▸ Task to complete: Return the data exactly, with all pictures removed.

___ Source material ___

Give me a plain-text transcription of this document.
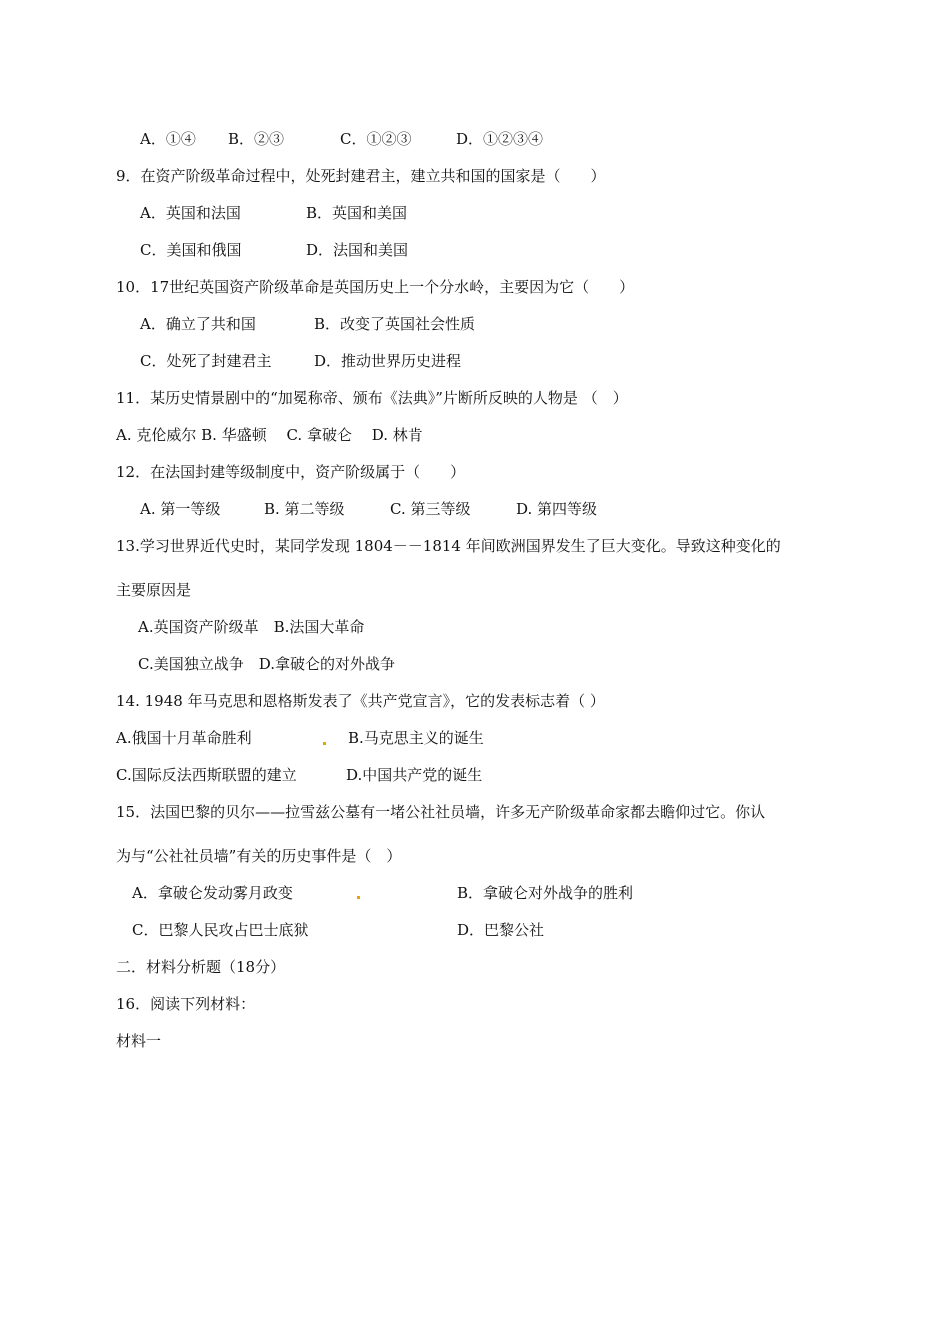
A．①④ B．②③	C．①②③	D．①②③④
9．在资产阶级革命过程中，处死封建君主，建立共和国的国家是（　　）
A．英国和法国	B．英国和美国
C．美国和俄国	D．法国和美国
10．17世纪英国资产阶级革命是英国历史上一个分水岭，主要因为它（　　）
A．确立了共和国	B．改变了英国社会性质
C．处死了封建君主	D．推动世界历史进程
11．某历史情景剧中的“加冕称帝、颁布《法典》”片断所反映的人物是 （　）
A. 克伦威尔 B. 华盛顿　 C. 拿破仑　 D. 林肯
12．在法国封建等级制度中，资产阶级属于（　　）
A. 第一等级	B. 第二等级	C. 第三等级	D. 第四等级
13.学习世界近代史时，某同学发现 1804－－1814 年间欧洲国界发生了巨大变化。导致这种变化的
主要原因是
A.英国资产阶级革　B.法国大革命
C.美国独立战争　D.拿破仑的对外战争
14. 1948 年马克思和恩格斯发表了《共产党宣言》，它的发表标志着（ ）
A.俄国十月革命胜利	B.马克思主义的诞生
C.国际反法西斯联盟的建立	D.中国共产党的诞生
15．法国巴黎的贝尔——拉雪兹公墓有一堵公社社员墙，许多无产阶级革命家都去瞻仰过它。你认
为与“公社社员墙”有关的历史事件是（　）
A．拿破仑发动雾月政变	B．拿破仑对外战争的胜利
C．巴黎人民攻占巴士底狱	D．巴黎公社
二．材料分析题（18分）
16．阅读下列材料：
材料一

___

▸ Full response:
Give me a plain-text transcription of this document.
A．①④ B．②③	C．①②③	D．①②③④
9．在资产阶级革命过程中，处死封建君主，建立共和国的国家是（　　）
A．英国和法国	B．英国和美国
C．美国和俄国	D．法国和美国
10．17世纪英国资产阶级革命是英国历史上一个分水岭，主要因为它（　　）
A．确立了共和国	B．改变了英国社会性质
C．处死了封建君主	D．推动世界历史进程
11．某历史情景剧中的“加冕称帝、颁布《法典》”片断所反映的人物是 （　）
A. 克伦威尔 B. 华盛顿　 C. 拿破仑　 D. 林肯
12．在法国封建等级制度中，资产阶级属于（　　）
A. 第一等级	B. 第二等级	C. 第三等级	D. 第四等级
13.学习世界近代史时，某同学发现 1804－－1814 年间欧洲国界发生了巨大变化。导致这种变化的
主要原因是
A.英国资产阶级革　B.法国大革命
C.美国独立战争　D.拿破仑的对外战争
14. 1948 年马克思和恩格斯发表了《共产党宣言》，它的发表标志着（ ）
A.俄国十月革命胜利	B.马克思主义的诞生
C.国际反法西斯联盟的建立	D.中国共产党的诞生
15．法国巴黎的贝尔——拉雪兹公墓有一堵公社社员墙，许多无产阶级革命家都去瞻仰过它。你认
为与“公社社员墙”有关的历史事件是（　）
A．拿破仑发动雾月政变	B．拿破仑对外战争的胜利
C．巴黎人民攻占巴士底狱	D．巴黎公社
二．材料分析题（18分）
16．阅读下列材料：
材料一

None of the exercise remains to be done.